§ Directions
Below are some records; return each one exactly.

### Entries shown

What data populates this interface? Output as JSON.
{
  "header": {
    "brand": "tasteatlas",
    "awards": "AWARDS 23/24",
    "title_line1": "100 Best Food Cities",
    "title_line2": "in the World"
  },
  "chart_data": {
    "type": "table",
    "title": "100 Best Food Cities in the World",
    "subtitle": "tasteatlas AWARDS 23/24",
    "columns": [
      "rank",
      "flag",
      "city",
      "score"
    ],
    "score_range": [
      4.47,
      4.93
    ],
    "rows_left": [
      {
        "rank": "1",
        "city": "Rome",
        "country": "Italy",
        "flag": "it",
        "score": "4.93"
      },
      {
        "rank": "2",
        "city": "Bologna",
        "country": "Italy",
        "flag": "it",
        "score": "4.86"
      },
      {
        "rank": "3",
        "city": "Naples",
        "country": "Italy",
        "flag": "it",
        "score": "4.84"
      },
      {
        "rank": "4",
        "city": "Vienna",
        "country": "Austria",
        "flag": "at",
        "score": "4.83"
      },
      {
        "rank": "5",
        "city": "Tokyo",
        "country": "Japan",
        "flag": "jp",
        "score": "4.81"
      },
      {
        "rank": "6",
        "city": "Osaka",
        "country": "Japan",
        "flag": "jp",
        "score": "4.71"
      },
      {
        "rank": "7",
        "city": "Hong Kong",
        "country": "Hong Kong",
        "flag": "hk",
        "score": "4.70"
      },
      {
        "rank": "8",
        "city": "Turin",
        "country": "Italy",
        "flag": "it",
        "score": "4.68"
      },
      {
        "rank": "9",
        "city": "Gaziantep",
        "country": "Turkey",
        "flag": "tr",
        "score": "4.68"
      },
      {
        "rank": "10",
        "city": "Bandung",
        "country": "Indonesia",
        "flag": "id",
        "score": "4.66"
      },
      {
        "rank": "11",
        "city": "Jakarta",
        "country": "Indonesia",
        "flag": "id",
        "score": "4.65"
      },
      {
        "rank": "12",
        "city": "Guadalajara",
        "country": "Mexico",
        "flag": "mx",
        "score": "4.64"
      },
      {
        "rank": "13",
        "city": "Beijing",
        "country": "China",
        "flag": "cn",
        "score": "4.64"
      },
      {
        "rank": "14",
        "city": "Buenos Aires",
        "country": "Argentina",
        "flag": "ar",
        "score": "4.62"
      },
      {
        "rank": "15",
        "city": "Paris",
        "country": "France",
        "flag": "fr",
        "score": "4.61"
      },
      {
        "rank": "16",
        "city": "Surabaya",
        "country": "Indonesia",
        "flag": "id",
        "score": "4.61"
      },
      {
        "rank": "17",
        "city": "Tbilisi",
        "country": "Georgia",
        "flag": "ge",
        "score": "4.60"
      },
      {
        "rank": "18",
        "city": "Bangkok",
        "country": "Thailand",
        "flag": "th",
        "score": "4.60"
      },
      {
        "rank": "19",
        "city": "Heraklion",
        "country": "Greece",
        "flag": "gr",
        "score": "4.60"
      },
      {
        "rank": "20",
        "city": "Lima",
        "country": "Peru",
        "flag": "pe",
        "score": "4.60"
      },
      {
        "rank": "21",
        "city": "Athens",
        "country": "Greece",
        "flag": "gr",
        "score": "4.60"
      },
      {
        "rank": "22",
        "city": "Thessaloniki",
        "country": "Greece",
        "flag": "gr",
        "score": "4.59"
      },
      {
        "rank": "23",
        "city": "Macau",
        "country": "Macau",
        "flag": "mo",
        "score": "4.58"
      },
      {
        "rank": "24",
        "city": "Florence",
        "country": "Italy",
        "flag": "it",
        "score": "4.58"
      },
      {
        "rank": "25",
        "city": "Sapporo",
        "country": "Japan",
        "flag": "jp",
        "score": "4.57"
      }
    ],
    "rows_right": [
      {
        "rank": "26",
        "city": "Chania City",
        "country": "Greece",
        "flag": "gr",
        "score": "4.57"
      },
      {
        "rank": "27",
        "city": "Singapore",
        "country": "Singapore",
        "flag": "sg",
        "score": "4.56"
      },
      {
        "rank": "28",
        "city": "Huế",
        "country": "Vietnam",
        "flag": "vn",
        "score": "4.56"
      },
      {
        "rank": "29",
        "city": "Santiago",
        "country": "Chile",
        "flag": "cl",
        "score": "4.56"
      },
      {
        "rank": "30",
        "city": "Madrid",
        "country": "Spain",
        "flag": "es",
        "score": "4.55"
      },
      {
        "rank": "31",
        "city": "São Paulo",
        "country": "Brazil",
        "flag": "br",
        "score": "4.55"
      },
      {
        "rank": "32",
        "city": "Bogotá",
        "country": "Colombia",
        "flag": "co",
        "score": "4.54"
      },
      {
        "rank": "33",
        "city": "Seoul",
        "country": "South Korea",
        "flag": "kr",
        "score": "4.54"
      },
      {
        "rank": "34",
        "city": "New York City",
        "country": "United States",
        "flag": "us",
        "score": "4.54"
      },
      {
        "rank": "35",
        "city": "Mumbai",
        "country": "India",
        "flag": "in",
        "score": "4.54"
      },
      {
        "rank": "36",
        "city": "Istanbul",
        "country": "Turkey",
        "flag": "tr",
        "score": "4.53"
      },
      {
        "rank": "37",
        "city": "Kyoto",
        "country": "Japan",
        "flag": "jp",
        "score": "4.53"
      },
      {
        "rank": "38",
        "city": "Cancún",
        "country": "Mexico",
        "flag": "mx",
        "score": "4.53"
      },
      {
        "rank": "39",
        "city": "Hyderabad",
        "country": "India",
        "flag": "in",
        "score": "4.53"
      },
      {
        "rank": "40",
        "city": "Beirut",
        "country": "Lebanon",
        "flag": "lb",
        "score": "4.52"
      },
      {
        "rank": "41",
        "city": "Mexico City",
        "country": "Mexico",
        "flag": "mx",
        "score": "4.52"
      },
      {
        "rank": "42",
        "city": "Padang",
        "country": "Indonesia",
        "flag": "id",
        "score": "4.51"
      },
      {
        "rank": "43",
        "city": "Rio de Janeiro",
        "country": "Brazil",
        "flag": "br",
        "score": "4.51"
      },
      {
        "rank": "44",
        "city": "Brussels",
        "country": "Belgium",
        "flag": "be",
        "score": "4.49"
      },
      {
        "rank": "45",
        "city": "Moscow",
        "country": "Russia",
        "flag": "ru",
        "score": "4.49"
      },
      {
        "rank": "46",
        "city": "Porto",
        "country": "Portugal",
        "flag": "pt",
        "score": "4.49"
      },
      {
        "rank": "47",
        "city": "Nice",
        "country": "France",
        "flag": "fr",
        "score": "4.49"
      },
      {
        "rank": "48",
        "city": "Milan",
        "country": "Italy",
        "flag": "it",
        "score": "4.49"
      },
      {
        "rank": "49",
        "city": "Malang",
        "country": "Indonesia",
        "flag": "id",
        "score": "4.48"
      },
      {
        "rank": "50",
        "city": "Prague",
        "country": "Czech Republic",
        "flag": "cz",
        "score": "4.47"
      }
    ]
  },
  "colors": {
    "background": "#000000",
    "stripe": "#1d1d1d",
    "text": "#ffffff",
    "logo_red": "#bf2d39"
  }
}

######

§ Answer
What data populates this interface? Output as JSON.
{
  "header": {
    "brand": "tasteatlas",
    "awards": "AWARDS 23/24",
    "title_line1": "100 Best Food Cities",
    "title_line2": "in the World"
  },
  "chart_data": {
    "type": "table",
    "title": "100 Best Food Cities in the World",
    "subtitle": "tasteatlas AWARDS 23/24",
    "columns": [
      "rank",
      "flag",
      "city",
      "score"
    ],
    "score_range": [
      4.47,
      4.93
    ],
    "rows_left": [
      {
        "rank": "1",
        "city": "Rome",
        "country": "Italy",
        "flag": "it",
        "score": "4.93"
      },
      {
        "rank": "2",
        "city": "Bologna",
        "country": "Italy",
        "flag": "it",
        "score": "4.86"
      },
      {
        "rank": "3",
        "city": "Naples",
        "country": "Italy",
        "flag": "it",
        "score": "4.84"
      },
      {
        "rank": "4",
        "city": "Vienna",
        "country": "Austria",
        "flag": "at",
        "score": "4.83"
      },
      {
        "rank": "5",
        "city": "Tokyo",
        "country": "Japan",
        "flag": "jp",
        "score": "4.81"
      },
      {
        "rank": "6",
        "city": "Osaka",
        "country": "Japan",
        "flag": "jp",
        "score": "4.71"
      },
      {
        "rank": "7",
        "city": "Hong Kong",
        "country": "Hong Kong",
        "flag": "hk",
        "score": "4.70"
      },
      {
        "rank": "8",
        "city": "Turin",
        "country": "Italy",
        "flag": "it",
        "score": "4.68"
      },
      {
        "rank": "9",
        "city": "Gaziantep",
        "country": "Turkey",
        "flag": "tr",
        "score": "4.68"
      },
      {
        "rank": "10",
        "city": "Bandung",
        "country": "Indonesia",
        "flag": "id",
        "score": "4.66"
      },
      {
        "rank": "11",
        "city": "Jakarta",
        "country": "Indonesia",
        "flag": "id",
        "score": "4.65"
      },
      {
        "rank": "12",
        "city": "Guadalajara",
        "country": "Mexico",
        "flag": "mx",
        "score": "4.64"
      },
      {
        "rank": "13",
        "city": "Beijing",
        "country": "China",
        "flag": "cn",
        "score": "4.64"
      },
      {
        "rank": "14",
        "city": "Buenos Aires",
        "country": "Argentina",
        "flag": "ar",
        "score": "4.62"
      },
      {
        "rank": "15",
        "city": "Paris",
        "country": "France",
        "flag": "fr",
        "score": "4.61"
      },
      {
        "rank": "16",
        "city": "Surabaya",
        "country": "Indonesia",
        "flag": "id",
        "score": "4.61"
      },
      {
        "rank": "17",
        "city": "Tbilisi",
        "country": "Georgia",
        "flag": "ge",
        "score": "4.60"
      },
      {
        "rank": "18",
        "city": "Bangkok",
        "country": "Thailand",
        "flag": "th",
        "score": "4.60"
      },
      {
        "rank": "19",
        "city": "Heraklion",
        "country": "Greece",
        "flag": "gr",
        "score": "4.60"
      },
      {
        "rank": "20",
        "city": "Lima",
        "country": "Peru",
        "flag": "pe",
        "score": "4.60"
      },
      {
        "rank": "21",
        "city": "Athens",
        "country": "Greece",
        "flag": "gr",
        "score": "4.60"
      },
      {
        "rank": "22",
        "city": "Thessaloniki",
        "country": "Greece",
        "flag": "gr",
        "score": "4.59"
      },
      {
        "rank": "23",
        "city": "Macau",
        "country": "Macau",
        "flag": "mo",
        "score": "4.58"
      },
      {
        "rank": "24",
        "city": "Florence",
        "country": "Italy",
        "flag": "it",
        "score": "4.58"
      },
      {
        "rank": "25",
        "city": "Sapporo",
        "country": "Japan",
        "flag": "jp",
        "score": "4.57"
      }
    ],
    "rows_right": [
      {
        "rank": "26",
        "city": "Chania City",
        "country": "Greece",
        "flag": "gr",
        "score": "4.57"
      },
      {
        "rank": "27",
        "city": "Singapore",
        "country": "Singapore",
        "flag": "sg",
        "score": "4.56"
      },
      {
        "rank": "28",
        "city": "Huế",
        "country": "Vietnam",
        "flag": "vn",
        "score": "4.56"
      },
      {
        "rank": "29",
        "city": "Santiago",
        "country": "Chile",
        "flag": "cl",
        "score": "4.56"
      },
      {
        "rank": "30",
        "city": "Madrid",
        "country": "Spain",
        "flag": "es",
        "score": "4.55"
      },
      {
        "rank": "31",
        "city": "São Paulo",
        "country": "Brazil",
        "flag": "br",
        "score": "4.55"
      },
      {
        "rank": "32",
        "city": "Bogotá",
        "country": "Colombia",
        "flag": "co",
        "score": "4.54"
      },
      {
        "rank": "33",
        "city": "Seoul",
        "country": "South Korea",
        "flag": "kr",
        "score": "4.54"
      },
      {
        "rank": "34",
        "city": "New York City",
        "country": "United States",
        "flag": "us",
        "score": "4.54"
      },
      {
        "rank": "35",
        "city": "Mumbai",
        "country": "India",
        "flag": "in",
        "score": "4.54"
      },
      {
        "rank": "36",
        "city": "Istanbul",
        "country": "Turkey",
        "flag": "tr",
        "score": "4.53"
      },
      {
        "rank": "37",
        "city": "Kyoto",
        "country": "Japan",
        "flag": "jp",
        "score": "4.53"
      },
      {
        "rank": "38",
        "city": "Cancún",
        "country": "Mexico",
        "flag": "mx",
        "score": "4.53"
      },
      {
        "rank": "39",
        "city": "Hyderabad",
        "country": "India",
        "flag": "in",
        "score": "4.53"
      },
      {
        "rank": "40",
        "city": "Beirut",
        "country": "Lebanon",
        "flag": "lb",
        "score": "4.52"
      },
      {
        "rank": "41",
        "city": "Mexico City",
        "country": "Mexico",
        "flag": "mx",
        "score": "4.52"
      },
      {
        "rank": "42",
        "city": "Padang",
        "country": "Indonesia",
        "flag": "id",
        "score": "4.51"
      },
      {
        "rank": "43",
        "city": "Rio de Janeiro",
        "country": "Brazil",
        "flag": "br",
        "score": "4.51"
      },
      {
        "rank": "44",
        "city": "Brussels",
        "country": "Belgium",
        "flag": "be",
        "score": "4.49"
      },
      {
        "rank": "45",
        "city": "Moscow",
        "country": "Russia",
        "flag": "ru",
        "score": "4.49"
      },
      {
        "rank": "46",
        "city": "Porto",
        "country": "Portugal",
        "flag": "pt",
        "score": "4.49"
      },
      {
        "rank": "47",
        "city": "Nice",
        "country": "France",
        "flag": "fr",
        "score": "4.49"
      },
      {
        "rank": "48",
        "city": "Milan",
        "country": "Italy",
        "flag": "it",
        "score": "4.49"
      },
      {
        "rank": "49",
        "city": "Malang",
        "country": "Indonesia",
        "flag": "id",
        "score": "4.48"
      },
      {
        "rank": "50",
        "city": "Prague",
        "country": "Czech Republic",
        "flag": "cz",
        "score": "4.47"
      }
    ]
  },
  "colors": {
    "background": "#000000",
    "stripe": "#1d1d1d",
    "text": "#ffffff",
    "logo_red": "#bf2d39"
  }
}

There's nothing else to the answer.